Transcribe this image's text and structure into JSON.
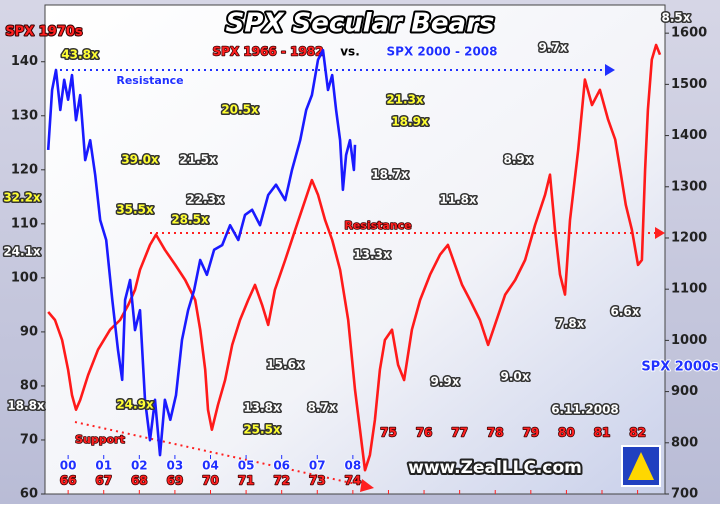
{
  "chart_data": {
    "type": "line",
    "title": "SPX Secular Bears",
    "y_label": "SPX 1970s",
    "y2_label": "SPX 2000s",
    "xlim": [
      -0.65,
      16.77
    ],
    "xticks": [
      {
        "value": 0,
        "label": "66"
      },
      {
        "value": 1,
        "label": "67"
      },
      {
        "value": 2,
        "label": "68"
      },
      {
        "value": 3,
        "label": "69"
      },
      {
        "value": 4,
        "label": "70"
      },
      {
        "value": 5,
        "label": "71"
      },
      {
        "value": 6,
        "label": "72"
      },
      {
        "value": 7,
        "label": "73"
      },
      {
        "value": 8,
        "label": "74"
      },
      {
        "value": 9,
        "label": "75"
      },
      {
        "value": 10,
        "label": "76"
      },
      {
        "value": 11,
        "label": "77"
      },
      {
        "value": 12,
        "label": "78"
      },
      {
        "value": 13,
        "label": "79"
      },
      {
        "value": 14,
        "label": "80"
      },
      {
        "value": 15,
        "label": "81"
      },
      {
        "value": 16,
        "label": "82"
      }
    ],
    "x2ticks": [
      {
        "value": 0,
        "label": "00"
      },
      {
        "value": 1,
        "label": "01"
      },
      {
        "value": 2,
        "label": "02"
      },
      {
        "value": 3,
        "label": "03"
      },
      {
        "value": 4,
        "label": "04"
      },
      {
        "value": 5,
        "label": "05"
      },
      {
        "value": 6,
        "label": "06"
      },
      {
        "value": 7,
        "label": "07"
      },
      {
        "value": 8,
        "label": "08"
      }
    ],
    "ylim": [
      60,
      150.5
    ],
    "yticks": [
      60,
      70,
      80,
      90,
      100,
      110,
      120,
      130,
      140
    ],
    "y2lim": [
      700,
      1655
    ],
    "y2ticks": [
      700,
      800,
      900,
      1000,
      1100,
      1200,
      1300,
      1400,
      1500,
      1600
    ],
    "series": [
      {
        "name": "SPX 1966 - 1982",
        "color": "#ff1a1a",
        "axis": "y",
        "x": [
          -0.56,
          -0.37,
          -0.17,
          0,
          0.11,
          0.22,
          0.34,
          0.56,
          0.84,
          1.18,
          1.46,
          1.69,
          1.88,
          2.02,
          2.3,
          2.47,
          2.72,
          3.01,
          3.29,
          3.57,
          3.71,
          3.85,
          3.93,
          4.04,
          4.21,
          4.41,
          4.61,
          4.83,
          5.06,
          5.25,
          5.45,
          5.62,
          5.81,
          6.1,
          6.38,
          6.66,
          6.85,
          7.02,
          7.22,
          7.42,
          7.64,
          7.87,
          8.06,
          8.2,
          8.34,
          8.48,
          8.62,
          8.76,
          8.9,
          9.1,
          9.27,
          9.44,
          9.66,
          9.89,
          10.17,
          10.45,
          10.67,
          10.87,
          11.07,
          11.29,
          11.57,
          11.8,
          11.99,
          12.28,
          12.56,
          12.84,
          13.12,
          13.4,
          13.54,
          13.68,
          13.82,
          13.96,
          14.1,
          14.33,
          14.52,
          14.72,
          14.94,
          15.17,
          15.37,
          15.51,
          15.67,
          15.84,
          16.01,
          16.12,
          16.21,
          16.29,
          16.4,
          16.52,
          16.63
        ],
        "values": [
          93.7,
          92.2,
          88.5,
          83.0,
          78.3,
          75.6,
          77.4,
          82.0,
          86.7,
          90.4,
          92.2,
          95.0,
          97.8,
          101.5,
          106.1,
          108.0,
          105.2,
          102.4,
          99.6,
          95.9,
          90.4,
          83.0,
          75.6,
          71.9,
          76.5,
          81.1,
          87.6,
          92.2,
          95.9,
          98.7,
          95.0,
          91.3,
          97.8,
          103.3,
          108.9,
          114.4,
          118.1,
          115.4,
          110.7,
          107.0,
          101.5,
          92.2,
          79.3,
          71.9,
          64.4,
          67.2,
          73.7,
          83.0,
          88.5,
          90.4,
          83.9,
          81.1,
          90.4,
          95.9,
          100.6,
          104.3,
          106.1,
          102.4,
          98.7,
          95.9,
          92.2,
          87.6,
          91.3,
          96.9,
          99.6,
          103.3,
          109.8,
          115.4,
          119.1,
          108.9,
          100.6,
          96.9,
          110.7,
          123.7,
          136.7,
          132.0,
          134.8,
          129.3,
          125.6,
          120.0,
          113.5,
          108.9,
          102.4,
          103.3,
          120.0,
          131.1,
          140.4,
          143.1,
          141.3
        ]
      },
      {
        "name": "SPX 2000 - 2008",
        "color": "#1a1aff",
        "axis": "y2",
        "x": [
          -0.56,
          -0.45,
          -0.34,
          -0.22,
          -0.11,
          0,
          0.11,
          0.22,
          0.34,
          0.48,
          0.62,
          0.76,
          0.9,
          1.07,
          1.24,
          1.4,
          1.52,
          1.6,
          1.74,
          1.88,
          2.02,
          2.16,
          2.3,
          2.44,
          2.58,
          2.72,
          2.87,
          3.03,
          3.2,
          3.37,
          3.54,
          3.71,
          3.9,
          4.1,
          4.33,
          4.55,
          4.78,
          4.97,
          5.17,
          5.39,
          5.62,
          5.84,
          6.1,
          6.29,
          6.52,
          6.69,
          6.85,
          7.02,
          7.16,
          7.3,
          7.42,
          7.53,
          7.64,
          7.72,
          7.81,
          7.92,
          8.03,
          8.06
        ],
        "values": [
          1372,
          1489,
          1528,
          1450,
          1509,
          1470,
          1518,
          1430,
          1479,
          1352,
          1391,
          1323,
          1235,
          1196,
          1079,
          981,
          923,
          1079,
          1118,
          1020,
          1059,
          884,
          805,
          884,
          776,
          884,
          845,
          893,
          1001,
          1059,
          1098,
          1157,
          1128,
          1177,
          1186,
          1225,
          1196,
          1245,
          1255,
          1225,
          1284,
          1304,
          1274,
          1333,
          1391,
          1450,
          1479,
          1548,
          1567,
          1489,
          1518,
          1450,
          1391,
          1294,
          1362,
          1391,
          1333,
          1382
        ]
      }
    ],
    "annotations": [
      "43.8x",
      "39.0x",
      "32.2x",
      "35.5x",
      "22.3x",
      "28.5x",
      "24.1x",
      "21.5x",
      "20.5x",
      "21.3x",
      "18.9x",
      "18.7x",
      "13.3x",
      "11.8x",
      "8.9x",
      "9.7x",
      "8.5x",
      "7.8x",
      "6.6x",
      "15.6x",
      "9.9x",
      "9.0x",
      "24.9x",
      "18.8x",
      "13.8x",
      "25.5x",
      "8.7x",
      "vs.",
      "Resistance",
      "Resistance",
      "Support",
      "6.11.2008",
      "www.ZealLLC.com"
    ]
  }
}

※

-- To be done --
Show all lines from the records above where the word "name" occurs.

-- Response below --
        "name": "SPX 1966 - 1982",
        "name": "SPX 2000 - 2008",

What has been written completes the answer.